Aim of the task => Search the records for the word "Thanks" and report each line that has it.

Records shown =>
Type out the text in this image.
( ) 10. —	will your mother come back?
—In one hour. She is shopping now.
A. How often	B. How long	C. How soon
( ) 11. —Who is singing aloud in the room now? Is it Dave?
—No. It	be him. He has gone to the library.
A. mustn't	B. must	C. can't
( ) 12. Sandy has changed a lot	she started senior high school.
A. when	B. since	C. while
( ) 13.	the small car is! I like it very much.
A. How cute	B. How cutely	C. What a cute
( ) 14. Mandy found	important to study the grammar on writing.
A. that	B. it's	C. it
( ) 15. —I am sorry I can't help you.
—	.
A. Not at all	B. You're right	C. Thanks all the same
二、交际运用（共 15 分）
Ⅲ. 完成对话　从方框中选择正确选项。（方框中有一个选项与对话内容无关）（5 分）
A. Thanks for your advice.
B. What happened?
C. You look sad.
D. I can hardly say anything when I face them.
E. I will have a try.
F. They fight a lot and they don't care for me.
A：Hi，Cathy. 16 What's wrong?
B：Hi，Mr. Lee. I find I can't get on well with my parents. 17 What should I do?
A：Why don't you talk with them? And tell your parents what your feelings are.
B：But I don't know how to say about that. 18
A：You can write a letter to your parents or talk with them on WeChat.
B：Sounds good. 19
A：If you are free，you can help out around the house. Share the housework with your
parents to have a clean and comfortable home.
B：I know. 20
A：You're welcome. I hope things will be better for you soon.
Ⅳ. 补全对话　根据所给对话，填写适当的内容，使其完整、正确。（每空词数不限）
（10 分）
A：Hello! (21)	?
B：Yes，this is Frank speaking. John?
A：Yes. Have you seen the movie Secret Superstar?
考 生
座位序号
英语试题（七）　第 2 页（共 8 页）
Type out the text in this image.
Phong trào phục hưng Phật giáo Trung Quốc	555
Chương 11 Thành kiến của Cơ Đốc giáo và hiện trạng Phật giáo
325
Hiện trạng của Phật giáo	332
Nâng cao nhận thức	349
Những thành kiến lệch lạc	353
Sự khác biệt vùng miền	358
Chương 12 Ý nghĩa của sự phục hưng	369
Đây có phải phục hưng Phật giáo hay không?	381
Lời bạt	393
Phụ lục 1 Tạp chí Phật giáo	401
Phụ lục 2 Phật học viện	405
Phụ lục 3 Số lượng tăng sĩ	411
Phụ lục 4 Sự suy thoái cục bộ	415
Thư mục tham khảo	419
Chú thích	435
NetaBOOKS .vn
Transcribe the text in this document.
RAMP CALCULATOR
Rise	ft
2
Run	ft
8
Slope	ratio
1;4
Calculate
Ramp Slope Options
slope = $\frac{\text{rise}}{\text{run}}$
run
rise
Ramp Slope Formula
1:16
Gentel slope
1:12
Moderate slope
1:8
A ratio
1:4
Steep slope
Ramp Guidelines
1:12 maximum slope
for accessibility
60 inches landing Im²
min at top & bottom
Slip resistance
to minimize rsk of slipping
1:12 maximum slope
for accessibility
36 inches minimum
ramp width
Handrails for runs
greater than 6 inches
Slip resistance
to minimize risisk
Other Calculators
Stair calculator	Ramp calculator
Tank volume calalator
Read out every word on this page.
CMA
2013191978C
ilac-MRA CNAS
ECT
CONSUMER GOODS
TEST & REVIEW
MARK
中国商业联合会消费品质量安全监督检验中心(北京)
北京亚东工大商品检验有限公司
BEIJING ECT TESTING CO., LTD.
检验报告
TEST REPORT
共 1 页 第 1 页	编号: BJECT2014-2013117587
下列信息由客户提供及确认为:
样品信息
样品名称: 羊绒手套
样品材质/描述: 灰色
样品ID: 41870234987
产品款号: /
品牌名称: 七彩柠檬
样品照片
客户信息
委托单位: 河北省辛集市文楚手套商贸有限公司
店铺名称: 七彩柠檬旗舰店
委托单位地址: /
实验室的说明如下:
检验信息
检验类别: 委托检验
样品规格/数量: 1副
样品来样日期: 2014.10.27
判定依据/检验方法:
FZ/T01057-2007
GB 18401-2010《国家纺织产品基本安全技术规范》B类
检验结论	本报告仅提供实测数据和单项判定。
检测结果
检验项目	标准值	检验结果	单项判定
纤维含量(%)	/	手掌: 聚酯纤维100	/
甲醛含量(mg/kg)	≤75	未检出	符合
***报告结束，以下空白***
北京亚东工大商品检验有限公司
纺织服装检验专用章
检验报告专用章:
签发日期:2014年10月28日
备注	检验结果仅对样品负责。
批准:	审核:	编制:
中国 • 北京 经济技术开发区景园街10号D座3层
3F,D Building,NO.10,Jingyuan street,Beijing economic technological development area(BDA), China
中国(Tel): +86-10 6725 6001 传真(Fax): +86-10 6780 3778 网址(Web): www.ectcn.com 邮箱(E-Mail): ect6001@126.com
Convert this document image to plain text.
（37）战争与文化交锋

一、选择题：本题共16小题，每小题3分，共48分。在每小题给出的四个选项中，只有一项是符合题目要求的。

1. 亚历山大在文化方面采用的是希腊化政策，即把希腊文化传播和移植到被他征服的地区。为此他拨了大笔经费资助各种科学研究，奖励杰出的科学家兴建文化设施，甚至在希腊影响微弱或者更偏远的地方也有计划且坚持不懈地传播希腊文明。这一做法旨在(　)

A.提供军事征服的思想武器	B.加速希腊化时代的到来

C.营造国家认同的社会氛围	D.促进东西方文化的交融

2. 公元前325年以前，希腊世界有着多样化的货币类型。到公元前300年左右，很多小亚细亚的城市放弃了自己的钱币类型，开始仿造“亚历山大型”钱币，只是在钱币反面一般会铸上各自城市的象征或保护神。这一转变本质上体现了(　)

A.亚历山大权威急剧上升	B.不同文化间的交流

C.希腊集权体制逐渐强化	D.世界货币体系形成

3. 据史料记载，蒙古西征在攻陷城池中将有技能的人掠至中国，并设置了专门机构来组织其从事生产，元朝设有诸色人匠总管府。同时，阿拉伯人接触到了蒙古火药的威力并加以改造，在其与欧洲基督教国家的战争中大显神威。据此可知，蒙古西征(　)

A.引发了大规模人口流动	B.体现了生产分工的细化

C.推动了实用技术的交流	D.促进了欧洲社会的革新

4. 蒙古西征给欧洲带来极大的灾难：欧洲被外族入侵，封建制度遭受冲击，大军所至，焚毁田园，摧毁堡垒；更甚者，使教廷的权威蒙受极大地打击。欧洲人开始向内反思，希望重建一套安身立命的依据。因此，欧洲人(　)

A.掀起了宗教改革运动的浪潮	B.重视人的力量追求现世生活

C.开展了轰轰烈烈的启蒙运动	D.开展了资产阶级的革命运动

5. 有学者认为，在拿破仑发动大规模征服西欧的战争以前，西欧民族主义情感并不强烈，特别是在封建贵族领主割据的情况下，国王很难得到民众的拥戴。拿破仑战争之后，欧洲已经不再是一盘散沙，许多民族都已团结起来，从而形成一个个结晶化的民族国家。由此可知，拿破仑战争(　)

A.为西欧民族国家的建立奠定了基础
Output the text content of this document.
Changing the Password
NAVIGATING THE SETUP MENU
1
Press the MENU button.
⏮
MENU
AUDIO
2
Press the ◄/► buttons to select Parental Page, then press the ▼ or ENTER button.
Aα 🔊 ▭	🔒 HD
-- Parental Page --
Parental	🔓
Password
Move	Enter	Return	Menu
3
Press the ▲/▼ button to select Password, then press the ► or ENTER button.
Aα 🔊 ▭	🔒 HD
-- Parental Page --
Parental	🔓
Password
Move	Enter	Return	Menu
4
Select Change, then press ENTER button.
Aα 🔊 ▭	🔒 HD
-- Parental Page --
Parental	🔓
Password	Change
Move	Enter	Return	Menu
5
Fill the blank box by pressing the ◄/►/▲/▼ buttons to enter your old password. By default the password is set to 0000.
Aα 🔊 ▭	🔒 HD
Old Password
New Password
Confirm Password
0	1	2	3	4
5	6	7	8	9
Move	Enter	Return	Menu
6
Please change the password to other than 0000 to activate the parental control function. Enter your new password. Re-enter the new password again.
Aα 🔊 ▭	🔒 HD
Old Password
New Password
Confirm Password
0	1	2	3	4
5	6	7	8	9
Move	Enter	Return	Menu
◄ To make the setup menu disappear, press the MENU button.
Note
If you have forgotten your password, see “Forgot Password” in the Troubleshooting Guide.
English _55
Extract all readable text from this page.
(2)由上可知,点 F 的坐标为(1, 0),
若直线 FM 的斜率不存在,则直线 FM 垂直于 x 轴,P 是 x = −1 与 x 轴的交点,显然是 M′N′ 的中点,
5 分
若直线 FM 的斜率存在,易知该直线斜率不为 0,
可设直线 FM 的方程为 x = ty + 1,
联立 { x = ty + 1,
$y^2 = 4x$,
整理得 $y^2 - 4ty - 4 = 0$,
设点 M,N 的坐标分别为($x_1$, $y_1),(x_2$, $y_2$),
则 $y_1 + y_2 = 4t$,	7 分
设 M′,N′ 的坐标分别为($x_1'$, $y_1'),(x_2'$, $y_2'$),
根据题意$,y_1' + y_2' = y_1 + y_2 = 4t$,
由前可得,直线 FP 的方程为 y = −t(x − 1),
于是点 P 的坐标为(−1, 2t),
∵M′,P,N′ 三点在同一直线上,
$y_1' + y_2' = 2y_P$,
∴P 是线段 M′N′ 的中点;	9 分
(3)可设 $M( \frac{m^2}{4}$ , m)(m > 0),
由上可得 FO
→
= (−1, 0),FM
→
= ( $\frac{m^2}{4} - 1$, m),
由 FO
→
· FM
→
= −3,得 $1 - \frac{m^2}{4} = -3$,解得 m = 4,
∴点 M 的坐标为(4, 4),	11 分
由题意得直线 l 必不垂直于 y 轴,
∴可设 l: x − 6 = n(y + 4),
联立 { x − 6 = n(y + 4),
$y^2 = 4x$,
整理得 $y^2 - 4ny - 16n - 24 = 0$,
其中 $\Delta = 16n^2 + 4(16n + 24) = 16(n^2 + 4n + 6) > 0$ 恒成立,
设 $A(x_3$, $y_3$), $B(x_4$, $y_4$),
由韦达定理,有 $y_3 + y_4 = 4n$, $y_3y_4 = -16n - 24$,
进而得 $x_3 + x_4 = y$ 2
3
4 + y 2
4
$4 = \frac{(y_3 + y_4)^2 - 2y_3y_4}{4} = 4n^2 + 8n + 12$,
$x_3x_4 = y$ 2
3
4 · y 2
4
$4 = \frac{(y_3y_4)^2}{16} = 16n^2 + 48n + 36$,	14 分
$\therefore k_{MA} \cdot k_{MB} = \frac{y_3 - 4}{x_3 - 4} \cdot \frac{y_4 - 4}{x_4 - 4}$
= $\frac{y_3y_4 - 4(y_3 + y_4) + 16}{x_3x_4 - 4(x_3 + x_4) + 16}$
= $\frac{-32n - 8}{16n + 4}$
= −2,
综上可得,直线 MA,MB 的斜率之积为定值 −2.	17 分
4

Solution =>
A. Not at all	B. You're right	C. Thanks all the same
A. Thanks for your advice.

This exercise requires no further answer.